(Dataset records on visual material)
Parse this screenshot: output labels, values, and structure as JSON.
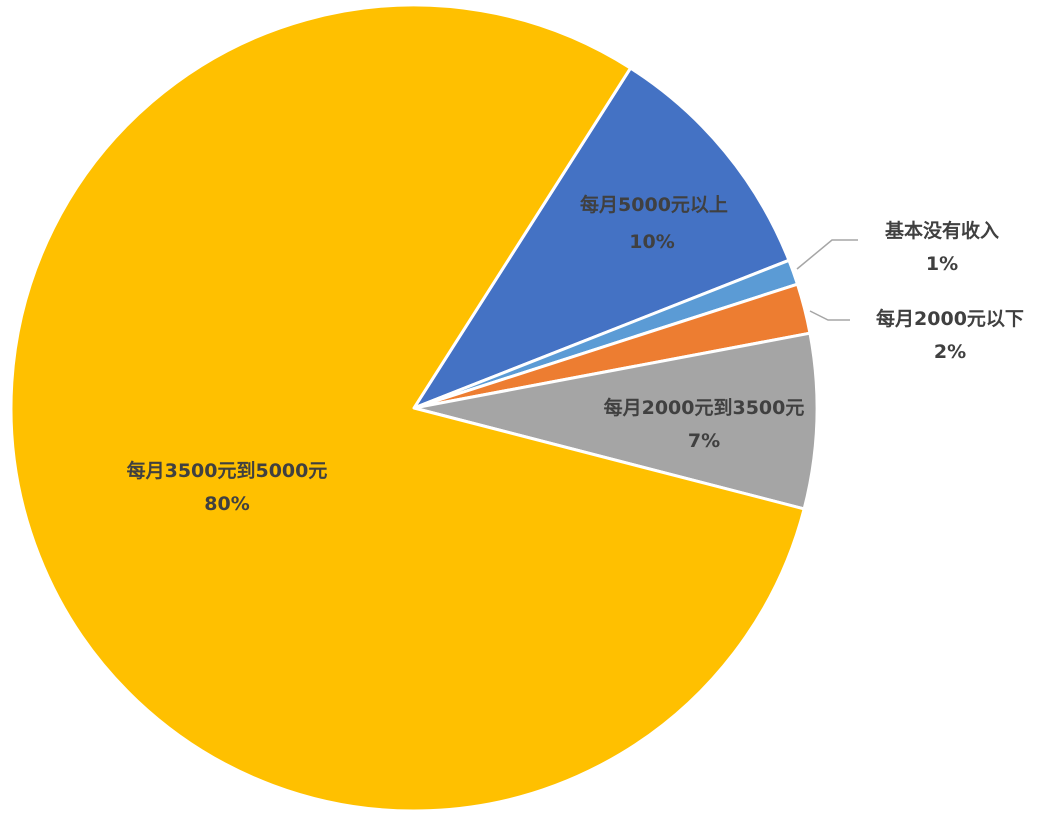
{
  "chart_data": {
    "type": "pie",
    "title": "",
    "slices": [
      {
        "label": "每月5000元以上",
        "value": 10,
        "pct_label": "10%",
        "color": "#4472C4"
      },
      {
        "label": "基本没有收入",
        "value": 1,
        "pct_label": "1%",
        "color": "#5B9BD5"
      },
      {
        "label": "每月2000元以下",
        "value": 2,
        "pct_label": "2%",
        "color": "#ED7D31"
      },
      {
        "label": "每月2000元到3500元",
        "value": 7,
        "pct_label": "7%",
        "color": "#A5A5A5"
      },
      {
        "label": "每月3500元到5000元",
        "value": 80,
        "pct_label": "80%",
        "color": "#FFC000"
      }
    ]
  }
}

WHAT YOU NEED TO DO: All of the data needs repeating exactly, but the pictures do not.

SOLUTION FOR THIS TASK:
Parse this screenshot: output labels, values, and structure as JSON.
{
  "chart_data": {
    "type": "pie",
    "title": "",
    "slices": [
      {
        "label": "每月5000元以上",
        "value": 10,
        "pct_label": "10%",
        "color": "#4472C4"
      },
      {
        "label": "基本没有收入",
        "value": 1,
        "pct_label": "1%",
        "color": "#5B9BD5"
      },
      {
        "label": "每月2000元以下",
        "value": 2,
        "pct_label": "2%",
        "color": "#ED7D31"
      },
      {
        "label": "每月2000元到3500元",
        "value": 7,
        "pct_label": "7%",
        "color": "#A5A5A5"
      },
      {
        "label": "每月3500元到5000元",
        "value": 80,
        "pct_label": "80%",
        "color": "#FFC000"
      }
    ]
  }
}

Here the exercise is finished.